#### [WORK INSTRUCTIONS]
Select all lines with the string "text" in them, and copy those lines.

#### [Dataset items]
--*--
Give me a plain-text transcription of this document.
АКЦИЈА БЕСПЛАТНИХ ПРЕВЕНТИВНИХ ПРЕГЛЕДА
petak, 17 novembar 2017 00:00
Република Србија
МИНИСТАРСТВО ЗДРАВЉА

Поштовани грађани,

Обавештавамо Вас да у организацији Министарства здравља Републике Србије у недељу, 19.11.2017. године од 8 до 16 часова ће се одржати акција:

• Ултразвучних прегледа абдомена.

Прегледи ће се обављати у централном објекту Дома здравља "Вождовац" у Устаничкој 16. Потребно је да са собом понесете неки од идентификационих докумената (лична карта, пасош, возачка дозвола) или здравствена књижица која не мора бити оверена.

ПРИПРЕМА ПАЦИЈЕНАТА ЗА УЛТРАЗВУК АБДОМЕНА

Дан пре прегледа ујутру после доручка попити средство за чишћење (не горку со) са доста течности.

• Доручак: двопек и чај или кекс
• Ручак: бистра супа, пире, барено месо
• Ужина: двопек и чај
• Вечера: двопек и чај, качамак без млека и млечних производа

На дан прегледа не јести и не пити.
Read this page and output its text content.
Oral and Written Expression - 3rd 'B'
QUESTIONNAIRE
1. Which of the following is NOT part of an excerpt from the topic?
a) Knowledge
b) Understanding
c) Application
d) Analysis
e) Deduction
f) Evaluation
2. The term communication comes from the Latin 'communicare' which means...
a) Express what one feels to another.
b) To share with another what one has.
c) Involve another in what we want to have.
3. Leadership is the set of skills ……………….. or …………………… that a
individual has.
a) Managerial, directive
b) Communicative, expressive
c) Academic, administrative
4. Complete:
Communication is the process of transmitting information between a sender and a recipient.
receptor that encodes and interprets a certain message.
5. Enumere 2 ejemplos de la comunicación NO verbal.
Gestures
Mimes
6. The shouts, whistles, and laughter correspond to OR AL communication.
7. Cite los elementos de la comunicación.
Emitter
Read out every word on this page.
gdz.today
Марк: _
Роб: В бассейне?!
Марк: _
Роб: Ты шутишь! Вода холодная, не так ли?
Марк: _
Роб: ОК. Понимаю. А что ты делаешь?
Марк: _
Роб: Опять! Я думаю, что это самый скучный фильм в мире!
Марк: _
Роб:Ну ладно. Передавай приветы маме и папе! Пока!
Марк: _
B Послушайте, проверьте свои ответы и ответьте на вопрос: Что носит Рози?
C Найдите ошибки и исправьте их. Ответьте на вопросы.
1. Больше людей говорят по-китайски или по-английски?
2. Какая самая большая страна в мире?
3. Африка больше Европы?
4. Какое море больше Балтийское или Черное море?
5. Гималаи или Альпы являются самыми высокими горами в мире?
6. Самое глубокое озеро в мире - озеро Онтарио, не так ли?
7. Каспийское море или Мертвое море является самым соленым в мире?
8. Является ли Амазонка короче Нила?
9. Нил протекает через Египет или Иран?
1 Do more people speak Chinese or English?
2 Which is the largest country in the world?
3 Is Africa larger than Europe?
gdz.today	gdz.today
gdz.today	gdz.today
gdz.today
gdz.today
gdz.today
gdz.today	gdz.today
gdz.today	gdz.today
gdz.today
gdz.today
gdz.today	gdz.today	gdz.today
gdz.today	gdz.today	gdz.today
--*--
#### [TASK OUTPUT]
Give me a plain-text transcription of this document.
Read this page and output its text content.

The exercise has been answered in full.